STATED TASK: Report how many lines below contain the word "dire". Give only the number.

[Recorded data]
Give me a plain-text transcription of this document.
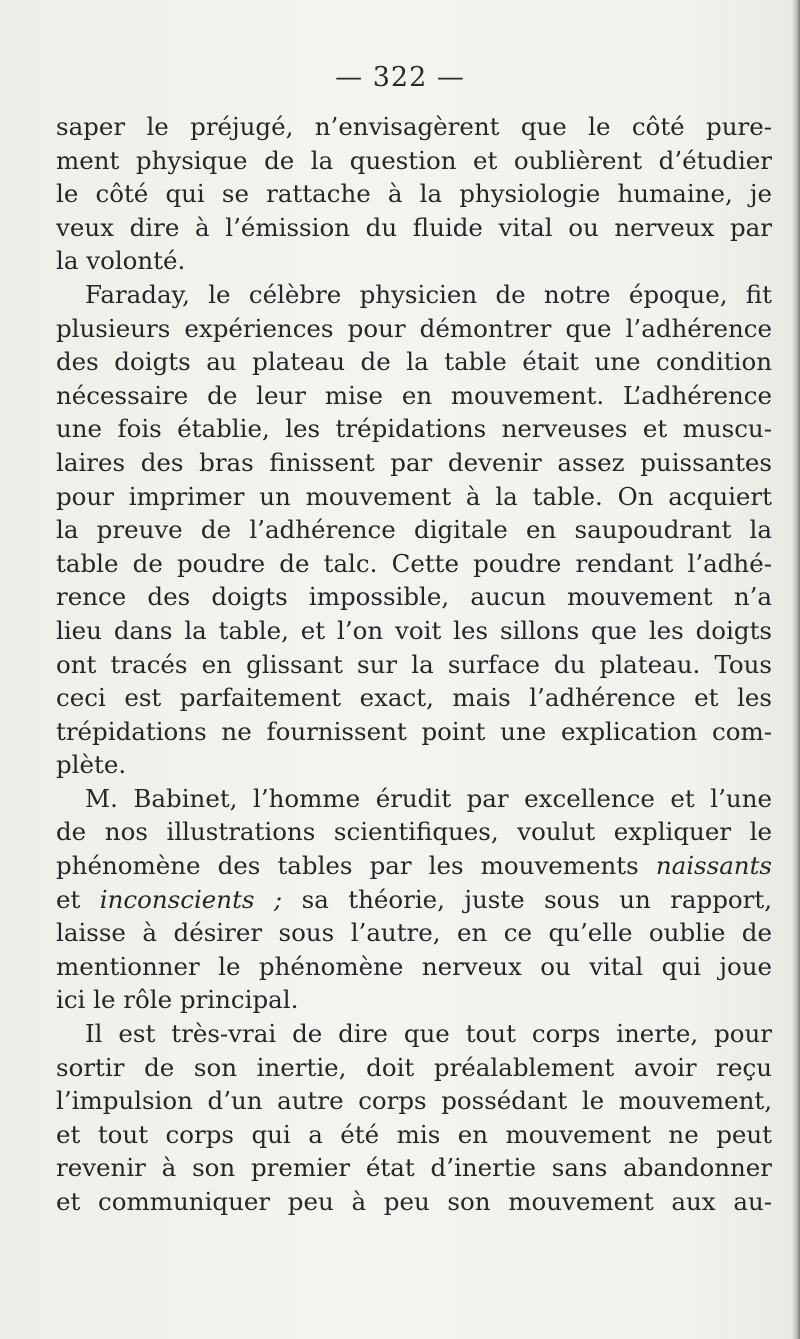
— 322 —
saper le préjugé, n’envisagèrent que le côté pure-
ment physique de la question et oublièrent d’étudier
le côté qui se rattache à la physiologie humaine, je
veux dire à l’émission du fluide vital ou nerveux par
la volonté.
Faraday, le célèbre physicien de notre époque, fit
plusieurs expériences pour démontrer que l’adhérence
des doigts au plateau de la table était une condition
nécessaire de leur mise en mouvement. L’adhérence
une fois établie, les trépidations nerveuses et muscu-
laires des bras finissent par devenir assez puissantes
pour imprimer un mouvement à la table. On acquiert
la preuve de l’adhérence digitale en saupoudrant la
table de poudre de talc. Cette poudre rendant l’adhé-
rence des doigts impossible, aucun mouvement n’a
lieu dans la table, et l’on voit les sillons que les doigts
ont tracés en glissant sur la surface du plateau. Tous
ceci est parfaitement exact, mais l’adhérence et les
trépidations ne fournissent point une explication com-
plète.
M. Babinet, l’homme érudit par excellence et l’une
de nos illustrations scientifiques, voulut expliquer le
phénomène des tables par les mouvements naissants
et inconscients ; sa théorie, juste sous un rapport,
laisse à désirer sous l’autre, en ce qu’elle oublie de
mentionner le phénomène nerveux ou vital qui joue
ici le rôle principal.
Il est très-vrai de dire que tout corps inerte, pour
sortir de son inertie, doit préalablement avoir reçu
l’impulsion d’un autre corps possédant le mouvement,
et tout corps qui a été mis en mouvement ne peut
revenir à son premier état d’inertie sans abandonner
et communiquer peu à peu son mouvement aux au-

--

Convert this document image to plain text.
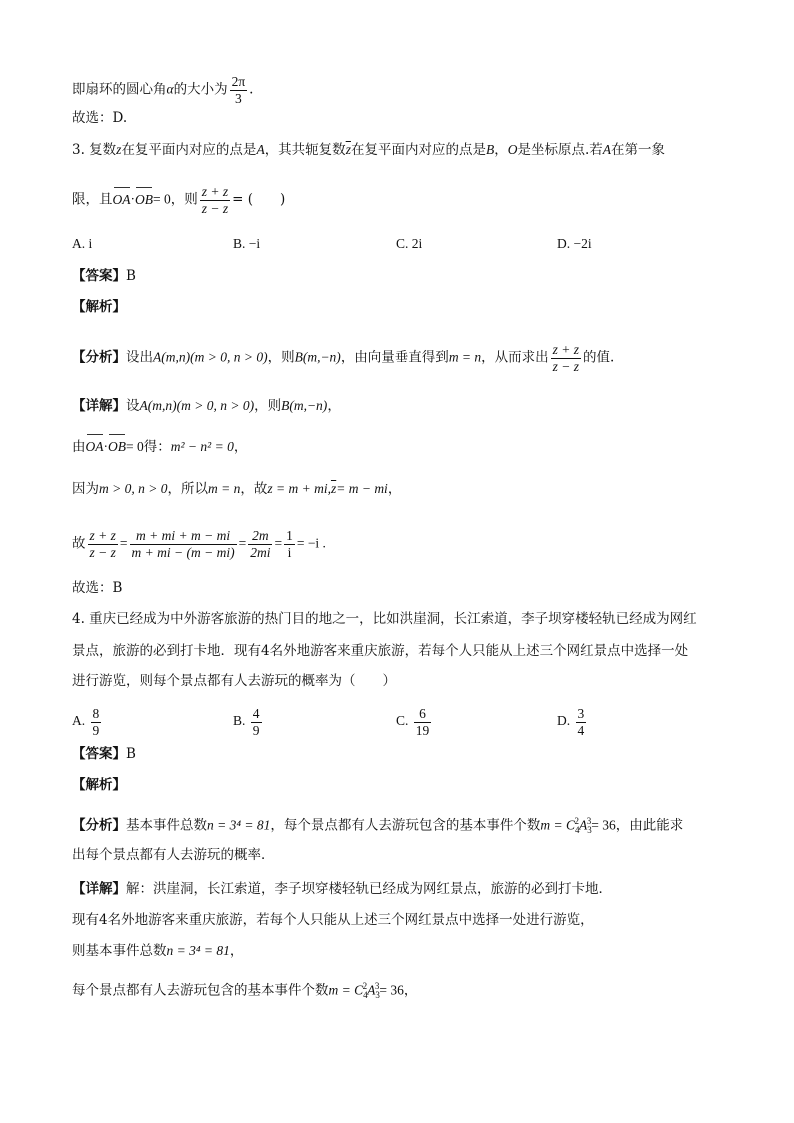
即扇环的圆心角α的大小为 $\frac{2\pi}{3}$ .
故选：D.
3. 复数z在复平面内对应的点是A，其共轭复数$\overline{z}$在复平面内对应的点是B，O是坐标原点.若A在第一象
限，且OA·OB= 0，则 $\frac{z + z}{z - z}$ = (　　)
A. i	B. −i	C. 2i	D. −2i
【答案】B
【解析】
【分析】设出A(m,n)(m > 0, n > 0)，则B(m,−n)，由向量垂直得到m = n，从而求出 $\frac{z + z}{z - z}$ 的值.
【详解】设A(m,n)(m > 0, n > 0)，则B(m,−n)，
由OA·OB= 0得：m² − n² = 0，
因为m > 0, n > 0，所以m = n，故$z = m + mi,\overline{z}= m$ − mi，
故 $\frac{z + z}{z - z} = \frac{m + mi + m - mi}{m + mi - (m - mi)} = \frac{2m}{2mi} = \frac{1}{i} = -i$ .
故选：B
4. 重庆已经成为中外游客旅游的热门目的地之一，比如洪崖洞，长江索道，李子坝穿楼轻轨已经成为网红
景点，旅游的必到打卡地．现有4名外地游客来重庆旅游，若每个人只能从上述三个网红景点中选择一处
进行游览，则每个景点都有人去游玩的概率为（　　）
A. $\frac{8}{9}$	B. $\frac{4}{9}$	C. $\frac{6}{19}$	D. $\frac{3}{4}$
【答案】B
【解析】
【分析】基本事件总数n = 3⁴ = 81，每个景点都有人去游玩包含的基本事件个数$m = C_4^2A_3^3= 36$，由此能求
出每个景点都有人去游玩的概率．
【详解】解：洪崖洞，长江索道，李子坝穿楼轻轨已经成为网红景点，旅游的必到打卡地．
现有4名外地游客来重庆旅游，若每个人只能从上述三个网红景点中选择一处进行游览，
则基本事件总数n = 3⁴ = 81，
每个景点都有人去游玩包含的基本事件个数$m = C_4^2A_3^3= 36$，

RESULT BELOW: 2